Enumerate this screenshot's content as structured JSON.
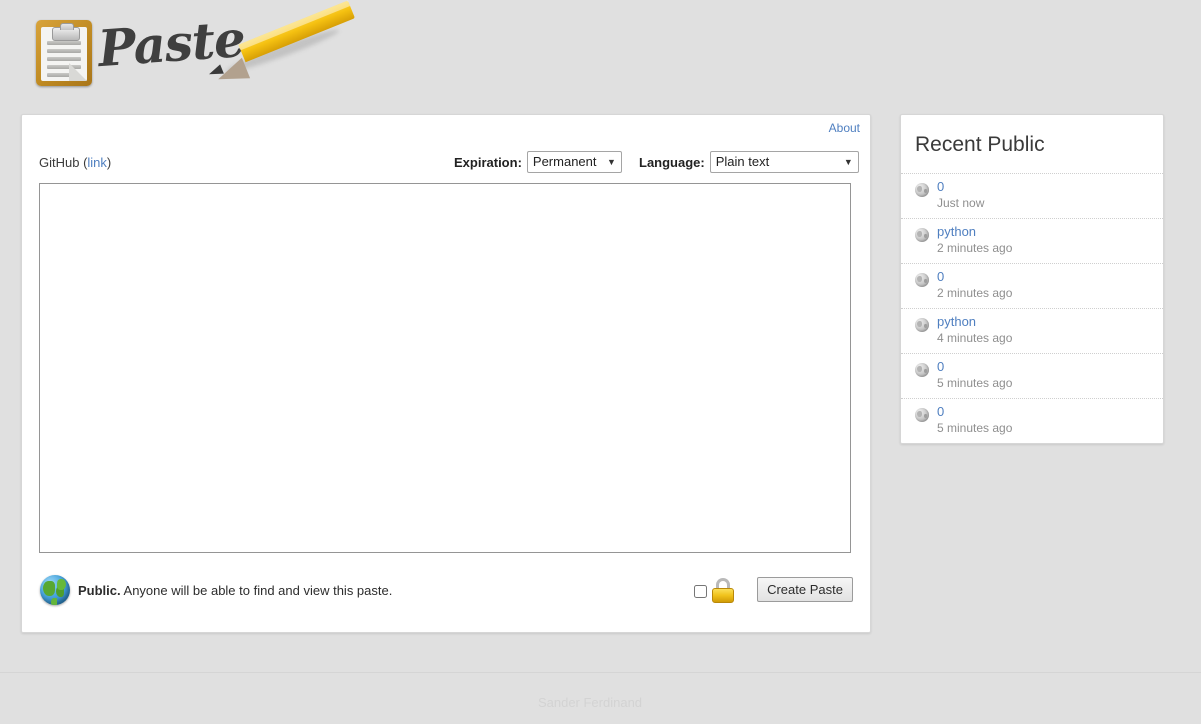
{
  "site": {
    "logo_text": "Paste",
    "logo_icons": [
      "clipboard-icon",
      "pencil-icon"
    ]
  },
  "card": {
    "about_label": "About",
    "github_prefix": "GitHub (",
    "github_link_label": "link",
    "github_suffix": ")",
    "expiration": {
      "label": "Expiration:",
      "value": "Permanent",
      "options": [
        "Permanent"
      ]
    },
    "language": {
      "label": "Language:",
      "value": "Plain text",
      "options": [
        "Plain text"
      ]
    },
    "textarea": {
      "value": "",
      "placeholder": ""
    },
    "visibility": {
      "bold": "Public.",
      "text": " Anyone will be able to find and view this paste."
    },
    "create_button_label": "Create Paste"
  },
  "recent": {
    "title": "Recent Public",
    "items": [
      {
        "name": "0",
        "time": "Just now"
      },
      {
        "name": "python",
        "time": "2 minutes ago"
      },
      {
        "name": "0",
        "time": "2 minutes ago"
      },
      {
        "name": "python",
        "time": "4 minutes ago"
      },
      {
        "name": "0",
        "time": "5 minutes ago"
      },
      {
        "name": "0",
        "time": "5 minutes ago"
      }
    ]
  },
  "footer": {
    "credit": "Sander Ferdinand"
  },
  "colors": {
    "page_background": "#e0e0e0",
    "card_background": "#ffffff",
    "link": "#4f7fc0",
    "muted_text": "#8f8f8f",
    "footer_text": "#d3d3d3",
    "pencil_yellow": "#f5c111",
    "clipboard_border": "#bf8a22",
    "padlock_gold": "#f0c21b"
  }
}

-*-*-

DIRECTION
Nothing but the pictures may be dropped; output the records above exactly.

SOLUTION FOR THIS TASK
Enumerate this screenshot's content as structured JSON.
{
  "site": {
    "logo_text": "Paste",
    "logo_icons": [
      "clipboard-icon",
      "pencil-icon"
    ]
  },
  "card": {
    "about_label": "About",
    "github_prefix": "GitHub (",
    "github_link_label": "link",
    "github_suffix": ")",
    "expiration": {
      "label": "Expiration:",
      "value": "Permanent",
      "options": [
        "Permanent"
      ]
    },
    "language": {
      "label": "Language:",
      "value": "Plain text",
      "options": [
        "Plain text"
      ]
    },
    "textarea": {
      "value": "",
      "placeholder": ""
    },
    "visibility": {
      "bold": "Public.",
      "text": " Anyone will be able to find and view this paste."
    },
    "create_button_label": "Create Paste"
  },
  "recent": {
    "title": "Recent Public",
    "items": [
      {
        "name": "0",
        "time": "Just now"
      },
      {
        "name": "python",
        "time": "2 minutes ago"
      },
      {
        "name": "0",
        "time": "2 minutes ago"
      },
      {
        "name": "python",
        "time": "4 minutes ago"
      },
      {
        "name": "0",
        "time": "5 minutes ago"
      },
      {
        "name": "0",
        "time": "5 minutes ago"
      }
    ]
  },
  "footer": {
    "credit": "Sander Ferdinand"
  },
  "colors": {
    "page_background": "#e0e0e0",
    "card_background": "#ffffff",
    "link": "#4f7fc0",
    "muted_text": "#8f8f8f",
    "footer_text": "#d3d3d3",
    "pencil_yellow": "#f5c111",
    "clipboard_border": "#bf8a22",
    "padlock_gold": "#f0c21b"
  }
}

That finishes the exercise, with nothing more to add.